** YOUR TASK **
Filter out everything except lines holding "Avisos".

Begin

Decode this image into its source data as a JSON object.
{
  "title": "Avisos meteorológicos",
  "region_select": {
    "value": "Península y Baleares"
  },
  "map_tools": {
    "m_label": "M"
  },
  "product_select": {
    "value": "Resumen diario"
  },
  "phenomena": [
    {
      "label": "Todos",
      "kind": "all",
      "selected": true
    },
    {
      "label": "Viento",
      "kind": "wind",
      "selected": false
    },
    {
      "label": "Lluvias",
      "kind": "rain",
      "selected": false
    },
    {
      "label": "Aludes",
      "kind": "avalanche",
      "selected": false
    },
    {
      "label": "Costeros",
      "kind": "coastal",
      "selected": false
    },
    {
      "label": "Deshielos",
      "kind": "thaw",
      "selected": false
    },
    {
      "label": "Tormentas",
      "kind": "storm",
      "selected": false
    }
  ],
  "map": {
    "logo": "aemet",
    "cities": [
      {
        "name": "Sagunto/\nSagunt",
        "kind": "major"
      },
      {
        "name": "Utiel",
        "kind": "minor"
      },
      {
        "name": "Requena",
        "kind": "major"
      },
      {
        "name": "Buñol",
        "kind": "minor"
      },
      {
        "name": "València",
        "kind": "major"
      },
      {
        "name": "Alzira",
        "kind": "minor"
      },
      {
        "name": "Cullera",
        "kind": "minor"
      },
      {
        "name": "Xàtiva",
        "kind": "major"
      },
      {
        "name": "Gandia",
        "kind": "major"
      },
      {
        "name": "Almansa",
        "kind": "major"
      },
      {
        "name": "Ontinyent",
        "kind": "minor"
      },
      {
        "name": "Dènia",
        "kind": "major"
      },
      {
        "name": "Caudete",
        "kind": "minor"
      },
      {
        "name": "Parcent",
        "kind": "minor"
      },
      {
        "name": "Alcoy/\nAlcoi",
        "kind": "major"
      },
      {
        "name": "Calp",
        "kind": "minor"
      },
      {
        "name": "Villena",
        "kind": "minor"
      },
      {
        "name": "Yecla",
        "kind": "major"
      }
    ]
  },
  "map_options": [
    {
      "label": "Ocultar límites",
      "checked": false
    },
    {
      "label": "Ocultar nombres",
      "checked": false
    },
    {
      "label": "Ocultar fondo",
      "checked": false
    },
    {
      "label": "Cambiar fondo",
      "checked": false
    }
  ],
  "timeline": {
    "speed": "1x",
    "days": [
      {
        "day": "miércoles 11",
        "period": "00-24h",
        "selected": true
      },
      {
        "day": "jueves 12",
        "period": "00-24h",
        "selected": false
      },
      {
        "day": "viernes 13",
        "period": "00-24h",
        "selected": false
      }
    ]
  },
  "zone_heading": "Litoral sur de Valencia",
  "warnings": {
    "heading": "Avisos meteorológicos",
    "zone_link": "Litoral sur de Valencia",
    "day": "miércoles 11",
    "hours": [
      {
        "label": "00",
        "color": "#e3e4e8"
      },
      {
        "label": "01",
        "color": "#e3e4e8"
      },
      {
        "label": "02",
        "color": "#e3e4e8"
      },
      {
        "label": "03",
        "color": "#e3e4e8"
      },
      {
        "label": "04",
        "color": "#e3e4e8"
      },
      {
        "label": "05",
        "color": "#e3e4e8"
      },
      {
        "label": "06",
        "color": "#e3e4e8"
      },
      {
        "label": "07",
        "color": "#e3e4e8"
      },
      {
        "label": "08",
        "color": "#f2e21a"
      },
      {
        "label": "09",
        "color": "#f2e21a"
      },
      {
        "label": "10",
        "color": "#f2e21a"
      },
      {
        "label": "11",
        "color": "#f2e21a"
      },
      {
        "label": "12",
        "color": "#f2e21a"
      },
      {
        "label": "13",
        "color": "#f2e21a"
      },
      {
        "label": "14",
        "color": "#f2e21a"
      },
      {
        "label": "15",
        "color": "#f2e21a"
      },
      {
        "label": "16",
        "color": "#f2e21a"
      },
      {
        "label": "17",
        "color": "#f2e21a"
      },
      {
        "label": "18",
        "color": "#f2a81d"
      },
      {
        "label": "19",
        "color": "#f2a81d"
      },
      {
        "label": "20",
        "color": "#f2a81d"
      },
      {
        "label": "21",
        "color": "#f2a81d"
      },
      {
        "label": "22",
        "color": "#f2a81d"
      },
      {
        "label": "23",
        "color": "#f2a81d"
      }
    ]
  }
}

End

** OUTPUT OF THE TASK **
  "title": "Avisos meteorológicos",
    "heading": "Avisos meteorológicos",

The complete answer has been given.